◆ DATA ROWS ◆
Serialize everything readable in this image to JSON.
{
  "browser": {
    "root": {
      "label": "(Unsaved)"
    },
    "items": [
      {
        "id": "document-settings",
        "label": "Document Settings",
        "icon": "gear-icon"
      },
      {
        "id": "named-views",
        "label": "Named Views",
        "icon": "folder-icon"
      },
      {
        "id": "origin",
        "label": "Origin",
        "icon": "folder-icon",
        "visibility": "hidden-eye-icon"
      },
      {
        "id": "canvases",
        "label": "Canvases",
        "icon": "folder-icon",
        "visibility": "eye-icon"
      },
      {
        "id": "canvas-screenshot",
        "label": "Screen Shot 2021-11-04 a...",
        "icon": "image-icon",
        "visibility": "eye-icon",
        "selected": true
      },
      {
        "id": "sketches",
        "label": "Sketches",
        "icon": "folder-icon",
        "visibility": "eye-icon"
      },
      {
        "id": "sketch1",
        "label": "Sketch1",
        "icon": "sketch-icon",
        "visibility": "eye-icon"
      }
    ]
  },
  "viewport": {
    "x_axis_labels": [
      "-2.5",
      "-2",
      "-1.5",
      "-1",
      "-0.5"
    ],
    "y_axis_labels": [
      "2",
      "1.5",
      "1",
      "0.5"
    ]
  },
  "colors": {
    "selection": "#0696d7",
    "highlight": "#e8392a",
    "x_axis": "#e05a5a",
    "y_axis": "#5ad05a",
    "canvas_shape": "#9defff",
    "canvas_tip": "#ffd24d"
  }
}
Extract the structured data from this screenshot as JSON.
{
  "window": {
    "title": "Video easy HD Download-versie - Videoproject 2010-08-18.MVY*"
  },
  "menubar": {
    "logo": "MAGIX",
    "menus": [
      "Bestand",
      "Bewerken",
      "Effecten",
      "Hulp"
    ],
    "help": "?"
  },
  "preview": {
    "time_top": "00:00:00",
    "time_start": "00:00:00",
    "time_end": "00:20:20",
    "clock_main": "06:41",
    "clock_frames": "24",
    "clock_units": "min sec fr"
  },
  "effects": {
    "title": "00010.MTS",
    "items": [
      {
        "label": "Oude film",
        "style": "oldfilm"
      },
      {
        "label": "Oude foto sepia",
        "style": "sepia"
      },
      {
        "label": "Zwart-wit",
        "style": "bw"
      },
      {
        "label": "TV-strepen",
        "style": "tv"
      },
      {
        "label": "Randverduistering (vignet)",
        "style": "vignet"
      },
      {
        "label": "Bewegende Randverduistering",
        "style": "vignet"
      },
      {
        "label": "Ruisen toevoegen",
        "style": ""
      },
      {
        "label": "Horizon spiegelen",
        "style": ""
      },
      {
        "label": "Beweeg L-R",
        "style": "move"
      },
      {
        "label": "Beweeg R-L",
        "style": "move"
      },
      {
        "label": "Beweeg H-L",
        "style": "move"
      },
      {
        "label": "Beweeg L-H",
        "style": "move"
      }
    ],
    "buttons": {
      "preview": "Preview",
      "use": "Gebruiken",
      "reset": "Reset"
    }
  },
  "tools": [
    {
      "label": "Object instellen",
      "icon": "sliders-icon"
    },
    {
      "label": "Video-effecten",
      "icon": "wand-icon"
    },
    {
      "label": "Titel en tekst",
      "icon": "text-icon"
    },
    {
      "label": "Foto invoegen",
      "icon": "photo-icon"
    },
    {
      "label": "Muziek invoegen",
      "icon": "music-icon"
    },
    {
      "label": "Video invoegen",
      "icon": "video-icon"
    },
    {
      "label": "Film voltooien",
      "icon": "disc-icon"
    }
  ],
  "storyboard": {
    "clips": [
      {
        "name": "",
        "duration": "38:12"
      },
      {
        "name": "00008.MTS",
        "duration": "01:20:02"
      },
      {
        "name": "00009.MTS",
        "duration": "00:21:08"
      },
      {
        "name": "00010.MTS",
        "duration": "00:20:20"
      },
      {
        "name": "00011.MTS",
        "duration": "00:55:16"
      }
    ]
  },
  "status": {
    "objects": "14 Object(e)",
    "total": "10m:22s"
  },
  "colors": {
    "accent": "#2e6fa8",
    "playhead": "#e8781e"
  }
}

◆ PROBLEM DESCRIPTION ◆
The entries above should be repeated exactly, every one of them.

◆ TASK OUTPUT ◆
Serialize everything readable in this image to JSON.
{
  "browser": {
    "root": {
      "label": "(Unsaved)"
    },
    "items": [
      {
        "id": "document-settings",
        "label": "Document Settings",
        "icon": "gear-icon"
      },
      {
        "id": "named-views",
        "label": "Named Views",
        "icon": "folder-icon"
      },
      {
        "id": "origin",
        "label": "Origin",
        "icon": "folder-icon",
        "visibility": "hidden-eye-icon"
      },
      {
        "id": "canvases",
        "label": "Canvases",
        "icon": "folder-icon",
        "visibility": "eye-icon"
      },
      {
        "id": "canvas-screenshot",
        "label": "Screen Shot 2021-11-04 a...",
        "icon": "image-icon",
        "visibility": "eye-icon",
        "selected": true
      },
      {
        "id": "sketches",
        "label": "Sketches",
        "icon": "folder-icon",
        "visibility": "eye-icon"
      },
      {
        "id": "sketch1",
        "label": "Sketch1",
        "icon": "sketch-icon",
        "visibility": "eye-icon"
      }
    ]
  },
  "viewport": {
    "x_axis_labels": [
      "-2.5",
      "-2",
      "-1.5",
      "-1",
      "-0.5"
    ],
    "y_axis_labels": [
      "2",
      "1.5",
      "1",
      "0.5"
    ]
  },
  "colors": {
    "selection": "#0696d7",
    "highlight": "#e8392a",
    "x_axis": "#e05a5a",
    "y_axis": "#5ad05a",
    "canvas_shape": "#9defff",
    "canvas_tip": "#ffd24d"
  }
}
Extract the structured data from this screenshot as JSON.
{
  "window": {
    "title": "Video easy HD Download-versie - Videoproject 2010-08-18.MVY*"
  },
  "menubar": {
    "logo": "MAGIX",
    "menus": [
      "Bestand",
      "Bewerken",
      "Effecten",
      "Hulp"
    ],
    "help": "?"
  },
  "preview": {
    "time_top": "00:00:00",
    "time_start": "00:00:00",
    "time_end": "00:20:20",
    "clock_main": "06:41",
    "clock_frames": "24",
    "clock_units": "min sec fr"
  },
  "effects": {
    "title": "00010.MTS",
    "items": [
      {
        "label": "Oude film",
        "style": "oldfilm"
      },
      {
        "label": "Oude foto sepia",
        "style": "sepia"
      },
      {
        "label": "Zwart-wit",
        "style": "bw"
      },
      {
        "label": "TV-strepen",
        "style": "tv"
      },
      {
        "label": "Randverduistering (vignet)",
        "style": "vignet"
      },
      {
        "label": "Bewegende Randverduistering",
        "style": "vignet"
      },
      {
        "label": "Ruisen toevoegen",
        "style": ""
      },
      {
        "label": "Horizon spiegelen",
        "style": ""
      },
      {
        "label": "Beweeg L-R",
        "style": "move"
      },
      {
        "label": "Beweeg R-L",
        "style": "move"
      },
      {
        "label": "Beweeg H-L",
        "style": "move"
      },
      {
        "label": "Beweeg L-H",
        "style": "move"
      }
    ],
    "buttons": {
      "preview": "Preview",
      "use": "Gebruiken",
      "reset": "Reset"
    }
  },
  "tools": [
    {
      "label": "Object instellen",
      "icon": "sliders-icon"
    },
    {
      "label": "Video-effecten",
      "icon": "wand-icon"
    },
    {
      "label": "Titel en tekst",
      "icon": "text-icon"
    },
    {
      "label": "Foto invoegen",
      "icon": "photo-icon"
    },
    {
      "label": "Muziek invoegen",
      "icon": "music-icon"
    },
    {
      "label": "Video invoegen",
      "icon": "video-icon"
    },
    {
      "label": "Film voltooien",
      "icon": "disc-icon"
    }
  ],
  "storyboard": {
    "clips": [
      {
        "name": "",
        "duration": "38:12"
      },
      {
        "name": "00008.MTS",
        "duration": "01:20:02"
      },
      {
        "name": "00009.MTS",
        "duration": "00:21:08"
      },
      {
        "name": "00010.MTS",
        "duration": "00:20:20"
      },
      {
        "name": "00011.MTS",
        "duration": "00:55:16"
      }
    ]
  },
  "status": {
    "objects": "14 Object(e)",
    "total": "10m:22s"
  },
  "colors": {
    "accent": "#2e6fa8",
    "playhead": "#e8781e"
  }
}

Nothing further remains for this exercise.